-------- Material shown

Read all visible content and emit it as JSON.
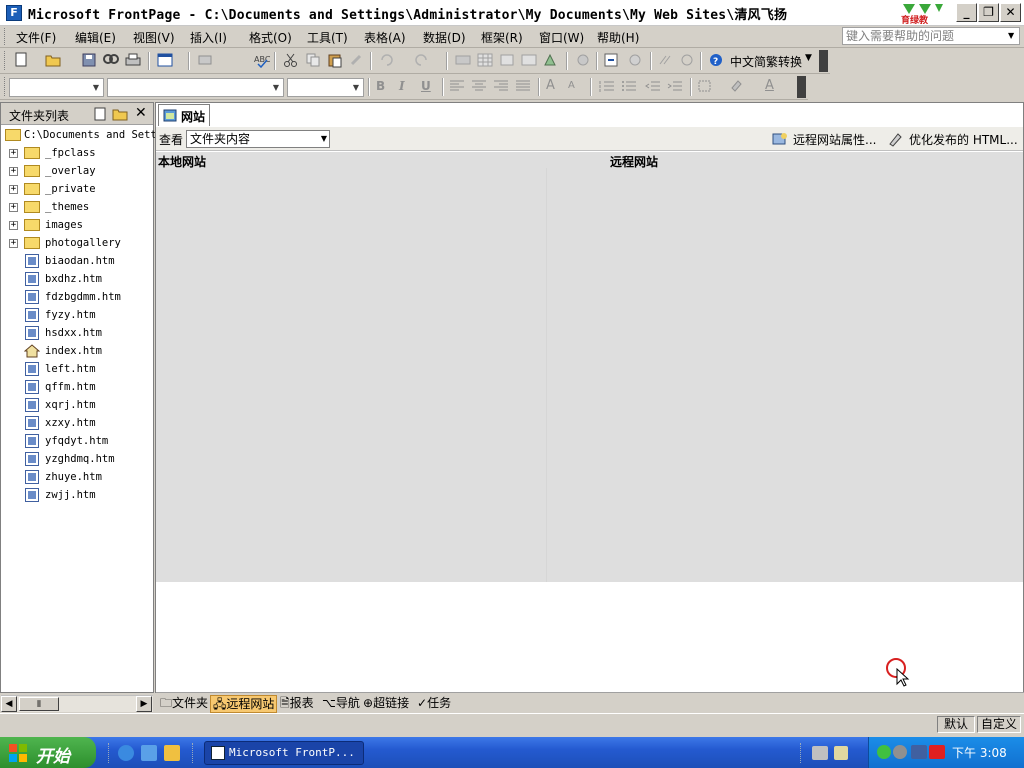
{
  "window": {
    "title": "Microsoft FrontPage - C:\\Documents and Settings\\Administrator\\My Documents\\My Web Sites\\清风飞扬",
    "logo_text": "育绿教"
  },
  "menu": {
    "items": [
      "文件(F)",
      "编辑(E)",
      "视图(V)",
      "插入(I)",
      "格式(O)",
      "工具(T)",
      "表格(A)",
      "数据(D)",
      "框架(R)",
      "窗口(W)",
      "帮助(H)"
    ],
    "help_placeholder": "键入需要帮助的问题"
  },
  "toolbar": {
    "convert_label": "中文简繁转换"
  },
  "folder_list": {
    "title": "文件夹列表",
    "root": "C:\\Documents and Sett",
    "folders": [
      "_fpclass",
      "_overlay",
      "_private",
      "_themes",
      "images",
      "photogallery"
    ],
    "files": [
      "biaodan.htm",
      "bxdhz.htm",
      "fdzbgdmm.htm",
      "fyzy.htm",
      "hsdxx.htm",
      "index.htm",
      "left.htm",
      "qffm.htm",
      "xqrj.htm",
      "xzxy.htm",
      "yfqdyt.htm",
      "yzghdmq.htm",
      "zhuye.htm",
      "zwjj.htm"
    ]
  },
  "document": {
    "tab_label": "网站",
    "view_label": "查看",
    "view_value": "文件夹内容",
    "remote_props": "远程网站属性...",
    "optimize_publish": "优化发布的 HTML...",
    "local_site": "本地网站",
    "remote_site": "远程网站"
  },
  "view_tabs": [
    {
      "label": "文件夹",
      "active": false
    },
    {
      "label": "远程网站",
      "active": true
    },
    {
      "label": "报表",
      "active": false
    },
    {
      "label": "导航",
      "active": false
    },
    {
      "label": "超链接",
      "active": false
    },
    {
      "label": "任务",
      "active": false
    }
  ],
  "status": {
    "mode": "默认",
    "custom": "自定义"
  },
  "taskbar": {
    "start_label": "开始",
    "app_button": "Microsoft FrontP...",
    "clock": "下午 3:08"
  },
  "colors": {
    "taskbar_blue": "#245ad0",
    "start_green": "#2d8f2d",
    "active_tab": "#f7c870",
    "panel_gray": "#dedede"
  }
}
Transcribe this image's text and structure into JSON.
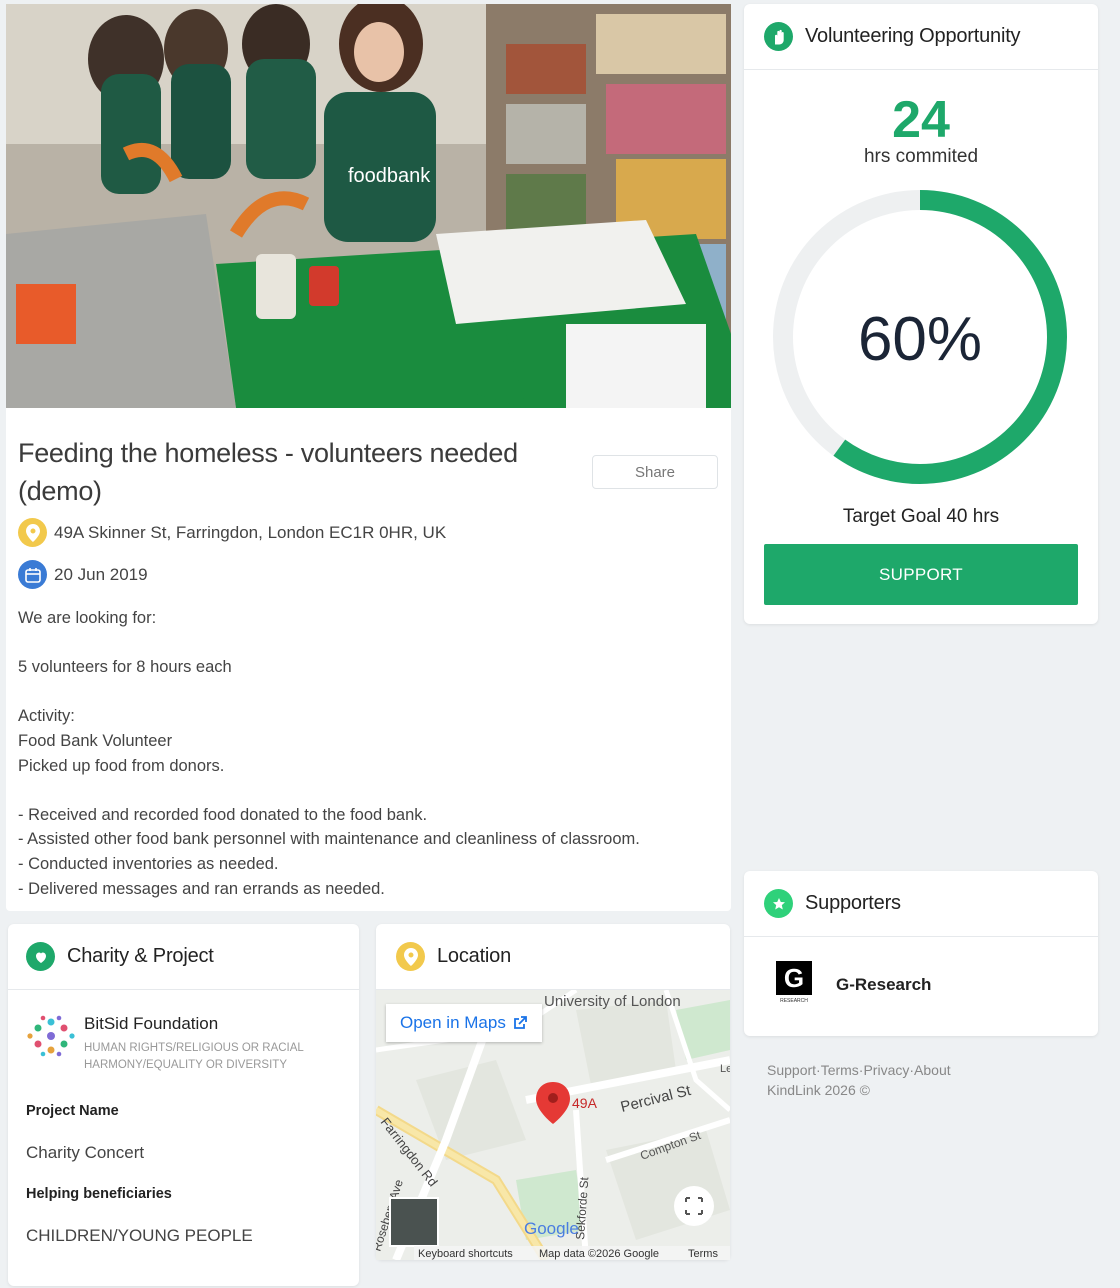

----------------

To do: Reproduce each line of the material containing the word "title".

Response for this exercise:
    "title": "Microsoft FrontPage - C:\\Documents and Settings\\Administrator\\My Documents\\My Web Sites\\清风飞扬",
    "title": "文件夹列表",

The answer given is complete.